Dataset items
·····

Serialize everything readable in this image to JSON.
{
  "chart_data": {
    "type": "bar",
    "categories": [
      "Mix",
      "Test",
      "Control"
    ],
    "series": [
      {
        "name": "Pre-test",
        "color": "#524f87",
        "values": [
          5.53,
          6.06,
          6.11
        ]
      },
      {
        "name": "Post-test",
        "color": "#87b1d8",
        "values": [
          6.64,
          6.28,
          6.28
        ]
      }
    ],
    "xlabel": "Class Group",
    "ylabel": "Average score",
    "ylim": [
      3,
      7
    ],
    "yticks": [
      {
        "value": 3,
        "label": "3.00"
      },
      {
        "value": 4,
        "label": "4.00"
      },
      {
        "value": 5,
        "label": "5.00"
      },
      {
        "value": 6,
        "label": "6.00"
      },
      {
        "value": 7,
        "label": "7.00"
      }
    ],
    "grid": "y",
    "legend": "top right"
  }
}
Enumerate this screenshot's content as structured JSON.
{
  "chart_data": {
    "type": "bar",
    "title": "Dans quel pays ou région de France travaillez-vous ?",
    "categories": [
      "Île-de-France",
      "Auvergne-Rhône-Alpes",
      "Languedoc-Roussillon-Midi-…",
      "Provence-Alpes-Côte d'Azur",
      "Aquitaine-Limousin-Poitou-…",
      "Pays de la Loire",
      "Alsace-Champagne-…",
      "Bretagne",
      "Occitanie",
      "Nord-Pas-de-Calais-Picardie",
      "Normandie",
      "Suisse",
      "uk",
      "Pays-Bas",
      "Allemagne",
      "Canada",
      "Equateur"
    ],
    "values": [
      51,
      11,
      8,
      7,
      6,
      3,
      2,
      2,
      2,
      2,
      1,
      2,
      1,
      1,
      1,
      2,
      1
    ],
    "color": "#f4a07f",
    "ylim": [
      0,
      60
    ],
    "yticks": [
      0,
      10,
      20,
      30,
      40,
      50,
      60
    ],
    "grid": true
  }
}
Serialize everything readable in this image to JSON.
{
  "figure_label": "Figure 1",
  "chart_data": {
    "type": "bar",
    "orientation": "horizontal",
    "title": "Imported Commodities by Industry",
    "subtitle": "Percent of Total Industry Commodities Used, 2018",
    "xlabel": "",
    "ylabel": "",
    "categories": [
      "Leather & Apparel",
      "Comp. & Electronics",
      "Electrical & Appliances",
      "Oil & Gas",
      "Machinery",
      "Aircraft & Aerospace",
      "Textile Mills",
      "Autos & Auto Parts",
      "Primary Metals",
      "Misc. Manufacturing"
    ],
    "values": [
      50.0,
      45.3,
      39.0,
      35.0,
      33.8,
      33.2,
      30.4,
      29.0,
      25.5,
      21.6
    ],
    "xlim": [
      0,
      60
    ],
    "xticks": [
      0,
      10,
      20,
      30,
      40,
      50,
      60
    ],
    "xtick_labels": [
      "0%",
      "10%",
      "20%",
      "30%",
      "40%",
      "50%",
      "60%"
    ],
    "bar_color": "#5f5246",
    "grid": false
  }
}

·····

• [Instruction]:
The records above should be restated word for word, please.

• [Result below]:
Serialize everything readable in this image to JSON.
{
  "chart_data": {
    "type": "bar",
    "categories": [
      "Mix",
      "Test",
      "Control"
    ],
    "series": [
      {
        "name": "Pre-test",
        "color": "#524f87",
        "values": [
          5.53,
          6.06,
          6.11
        ]
      },
      {
        "name": "Post-test",
        "color": "#87b1d8",
        "values": [
          6.64,
          6.28,
          6.28
        ]
      }
    ],
    "xlabel": "Class Group",
    "ylabel": "Average score",
    "ylim": [
      3,
      7
    ],
    "yticks": [
      {
        "value": 3,
        "label": "3.00"
      },
      {
        "value": 4,
        "label": "4.00"
      },
      {
        "value": 5,
        "label": "5.00"
      },
      {
        "value": 6,
        "label": "6.00"
      },
      {
        "value": 7,
        "label": "7.00"
      }
    ],
    "grid": "y",
    "legend": "top right"
  }
}
Enumerate this screenshot's content as structured JSON.
{
  "chart_data": {
    "type": "bar",
    "title": "Dans quel pays ou région de France travaillez-vous ?",
    "categories": [
      "Île-de-France",
      "Auvergne-Rhône-Alpes",
      "Languedoc-Roussillon-Midi-…",
      "Provence-Alpes-Côte d'Azur",
      "Aquitaine-Limousin-Poitou-…",
      "Pays de la Loire",
      "Alsace-Champagne-…",
      "Bretagne",
      "Occitanie",
      "Nord-Pas-de-Calais-Picardie",
      "Normandie",
      "Suisse",
      "uk",
      "Pays-Bas",
      "Allemagne",
      "Canada",
      "Equateur"
    ],
    "values": [
      51,
      11,
      8,
      7,
      6,
      3,
      2,
      2,
      2,
      2,
      1,
      2,
      1,
      1,
      1,
      2,
      1
    ],
    "color": "#f4a07f",
    "ylim": [
      0,
      60
    ],
    "yticks": [
      0,
      10,
      20,
      30,
      40,
      50,
      60
    ],
    "grid": true
  }
}
Serialize everything readable in this image to JSON.
{
  "figure_label": "Figure 1",
  "chart_data": {
    "type": "bar",
    "orientation": "horizontal",
    "title": "Imported Commodities by Industry",
    "subtitle": "Percent of Total Industry Commodities Used, 2018",
    "xlabel": "",
    "ylabel": "",
    "categories": [
      "Leather & Apparel",
      "Comp. & Electronics",
      "Electrical & Appliances",
      "Oil & Gas",
      "Machinery",
      "Aircraft & Aerospace",
      "Textile Mills",
      "Autos & Auto Parts",
      "Primary Metals",
      "Misc. Manufacturing"
    ],
    "values": [
      50.0,
      45.3,
      39.0,
      35.0,
      33.8,
      33.2,
      30.4,
      29.0,
      25.5,
      21.6
    ],
    "xlim": [
      0,
      60
    ],
    "xticks": [
      0,
      10,
      20,
      30,
      40,
      50,
      60
    ],
    "xtick_labels": [
      "0%",
      "10%",
      "20%",
      "30%",
      "40%",
      "50%",
      "60%"
    ],
    "bar_color": "#5f5246",
    "grid": false
  }
}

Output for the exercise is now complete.